DIRECTIVE
Print each line of the listing once more, precisely as given.
***** RECORDS SHOWN
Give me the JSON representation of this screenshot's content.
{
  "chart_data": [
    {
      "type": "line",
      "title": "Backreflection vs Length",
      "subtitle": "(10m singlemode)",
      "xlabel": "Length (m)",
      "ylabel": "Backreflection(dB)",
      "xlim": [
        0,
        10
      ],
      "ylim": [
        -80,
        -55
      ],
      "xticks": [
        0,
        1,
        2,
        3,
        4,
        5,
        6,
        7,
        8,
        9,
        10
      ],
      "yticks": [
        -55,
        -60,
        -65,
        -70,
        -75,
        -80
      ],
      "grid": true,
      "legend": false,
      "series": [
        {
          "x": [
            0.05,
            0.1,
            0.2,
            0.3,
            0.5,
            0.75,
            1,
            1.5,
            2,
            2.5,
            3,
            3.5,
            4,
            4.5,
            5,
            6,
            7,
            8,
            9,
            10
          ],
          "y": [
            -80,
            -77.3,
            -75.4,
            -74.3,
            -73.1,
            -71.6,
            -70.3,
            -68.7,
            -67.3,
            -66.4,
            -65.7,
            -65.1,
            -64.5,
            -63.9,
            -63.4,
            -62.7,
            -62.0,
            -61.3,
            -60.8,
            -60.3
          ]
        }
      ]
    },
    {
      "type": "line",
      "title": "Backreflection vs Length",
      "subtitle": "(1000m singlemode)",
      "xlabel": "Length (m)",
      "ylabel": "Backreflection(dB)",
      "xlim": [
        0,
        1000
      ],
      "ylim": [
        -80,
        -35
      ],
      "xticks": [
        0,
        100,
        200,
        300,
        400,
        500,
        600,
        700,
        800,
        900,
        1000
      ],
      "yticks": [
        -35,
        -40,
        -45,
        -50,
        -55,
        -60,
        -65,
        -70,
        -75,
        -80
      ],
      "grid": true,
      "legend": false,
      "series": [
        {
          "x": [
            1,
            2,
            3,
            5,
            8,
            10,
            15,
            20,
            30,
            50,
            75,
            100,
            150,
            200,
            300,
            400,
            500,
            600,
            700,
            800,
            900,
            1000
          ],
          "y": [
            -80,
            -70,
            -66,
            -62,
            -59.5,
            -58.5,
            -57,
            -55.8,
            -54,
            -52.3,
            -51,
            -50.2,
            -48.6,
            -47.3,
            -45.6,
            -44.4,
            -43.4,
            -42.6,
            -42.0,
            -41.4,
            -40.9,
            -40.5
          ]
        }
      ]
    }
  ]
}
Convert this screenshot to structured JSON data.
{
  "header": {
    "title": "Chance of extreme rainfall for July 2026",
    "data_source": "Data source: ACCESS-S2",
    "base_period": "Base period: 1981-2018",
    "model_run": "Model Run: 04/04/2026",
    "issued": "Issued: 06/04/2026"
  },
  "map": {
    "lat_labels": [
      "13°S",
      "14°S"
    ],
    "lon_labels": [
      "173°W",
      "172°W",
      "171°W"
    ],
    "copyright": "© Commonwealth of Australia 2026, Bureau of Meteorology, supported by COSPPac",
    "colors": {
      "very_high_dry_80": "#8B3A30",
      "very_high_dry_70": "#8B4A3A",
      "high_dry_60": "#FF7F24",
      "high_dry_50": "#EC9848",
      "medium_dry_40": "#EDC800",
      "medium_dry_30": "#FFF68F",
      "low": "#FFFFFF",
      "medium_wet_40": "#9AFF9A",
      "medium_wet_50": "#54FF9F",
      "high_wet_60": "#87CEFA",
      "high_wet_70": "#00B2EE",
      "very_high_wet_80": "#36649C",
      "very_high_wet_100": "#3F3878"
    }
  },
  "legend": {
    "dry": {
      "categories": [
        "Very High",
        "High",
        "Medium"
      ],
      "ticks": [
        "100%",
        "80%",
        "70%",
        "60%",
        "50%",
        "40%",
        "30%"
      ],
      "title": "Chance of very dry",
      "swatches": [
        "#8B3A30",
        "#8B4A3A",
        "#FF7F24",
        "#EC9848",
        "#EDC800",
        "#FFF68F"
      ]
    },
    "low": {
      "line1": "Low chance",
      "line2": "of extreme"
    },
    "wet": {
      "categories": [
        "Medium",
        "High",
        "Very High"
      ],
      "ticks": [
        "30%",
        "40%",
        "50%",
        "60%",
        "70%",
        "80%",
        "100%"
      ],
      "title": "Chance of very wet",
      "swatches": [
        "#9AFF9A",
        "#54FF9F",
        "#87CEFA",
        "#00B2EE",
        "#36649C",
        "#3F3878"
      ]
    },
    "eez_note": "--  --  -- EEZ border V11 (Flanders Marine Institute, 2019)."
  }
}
**********
EXPECTED OUTPUT
Give me the JSON representation of this screenshot's content.
{
  "chart_data": [
    {
      "type": "line",
      "title": "Backreflection vs Length",
      "subtitle": "(10m singlemode)",
      "xlabel": "Length (m)",
      "ylabel": "Backreflection(dB)",
      "xlim": [
        0,
        10
      ],
      "ylim": [
        -80,
        -55
      ],
      "xticks": [
        0,
        1,
        2,
        3,
        4,
        5,
        6,
        7,
        8,
        9,
        10
      ],
      "yticks": [
        -55,
        -60,
        -65,
        -70,
        -75,
        -80
      ],
      "grid": true,
      "legend": false,
      "series": [
        {
          "x": [
            0.05,
            0.1,
            0.2,
            0.3,
            0.5,
            0.75,
            1,
            1.5,
            2,
            2.5,
            3,
            3.5,
            4,
            4.5,
            5,
            6,
            7,
            8,
            9,
            10
          ],
          "y": [
            -80,
            -77.3,
            -75.4,
            -74.3,
            -73.1,
            -71.6,
            -70.3,
            -68.7,
            -67.3,
            -66.4,
            -65.7,
            -65.1,
            -64.5,
            -63.9,
            -63.4,
            -62.7,
            -62.0,
            -61.3,
            -60.8,
            -60.3
          ]
        }
      ]
    },
    {
      "type": "line",
      "title": "Backreflection vs Length",
      "subtitle": "(1000m singlemode)",
      "xlabel": "Length (m)",
      "ylabel": "Backreflection(dB)",
      "xlim": [
        0,
        1000
      ],
      "ylim": [
        -80,
        -35
      ],
      "xticks": [
        0,
        100,
        200,
        300,
        400,
        500,
        600,
        700,
        800,
        900,
        1000
      ],
      "yticks": [
        -35,
        -40,
        -45,
        -50,
        -55,
        -60,
        -65,
        -70,
        -75,
        -80
      ],
      "grid": true,
      "legend": false,
      "series": [
        {
          "x": [
            1,
            2,
            3,
            5,
            8,
            10,
            15,
            20,
            30,
            50,
            75,
            100,
            150,
            200,
            300,
            400,
            500,
            600,
            700,
            800,
            900,
            1000
          ],
          "y": [
            -80,
            -70,
            -66,
            -62,
            -59.5,
            -58.5,
            -57,
            -55.8,
            -54,
            -52.3,
            -51,
            -50.2,
            -48.6,
            -47.3,
            -45.6,
            -44.4,
            -43.4,
            -42.6,
            -42.0,
            -41.4,
            -40.9,
            -40.5
          ]
        }
      ]
    }
  ]
}
Convert this screenshot to structured JSON data.
{
  "header": {
    "title": "Chance of extreme rainfall for July 2026",
    "data_source": "Data source: ACCESS-S2",
    "base_period": "Base period: 1981-2018",
    "model_run": "Model Run: 04/04/2026",
    "issued": "Issued: 06/04/2026"
  },
  "map": {
    "lat_labels": [
      "13°S",
      "14°S"
    ],
    "lon_labels": [
      "173°W",
      "172°W",
      "171°W"
    ],
    "copyright": "© Commonwealth of Australia 2026, Bureau of Meteorology, supported by COSPPac",
    "colors": {
      "very_high_dry_80": "#8B3A30",
      "very_high_dry_70": "#8B4A3A",
      "high_dry_60": "#FF7F24",
      "high_dry_50": "#EC9848",
      "medium_dry_40": "#EDC800",
      "medium_dry_30": "#FFF68F",
      "low": "#FFFFFF",
      "medium_wet_40": "#9AFF9A",
      "medium_wet_50": "#54FF9F",
      "high_wet_60": "#87CEFA",
      "high_wet_70": "#00B2EE",
      "very_high_wet_80": "#36649C",
      "very_high_wet_100": "#3F3878"
    }
  },
  "legend": {
    "dry": {
      "categories": [
        "Very High",
        "High",
        "Medium"
      ],
      "ticks": [
        "100%",
        "80%",
        "70%",
        "60%",
        "50%",
        "40%",
        "30%"
      ],
      "title": "Chance of very dry",
      "swatches": [
        "#8B3A30",
        "#8B4A3A",
        "#FF7F24",
        "#EC9848",
        "#EDC800",
        "#FFF68F"
      ]
    },
    "low": {
      "line1": "Low chance",
      "line2": "of extreme"
    },
    "wet": {
      "categories": [
        "Medium",
        "High",
        "Very High"
      ],
      "ticks": [
        "30%",
        "40%",
        "50%",
        "60%",
        "70%",
        "80%",
        "100%"
      ],
      "title": "Chance of very wet",
      "swatches": [
        "#9AFF9A",
        "#54FF9F",
        "#87CEFA",
        "#00B2EE",
        "#36649C",
        "#3F3878"
      ]
    },
    "eez_note": "--  --  -- EEZ border V11 (Flanders Marine Institute, 2019)."
  }
}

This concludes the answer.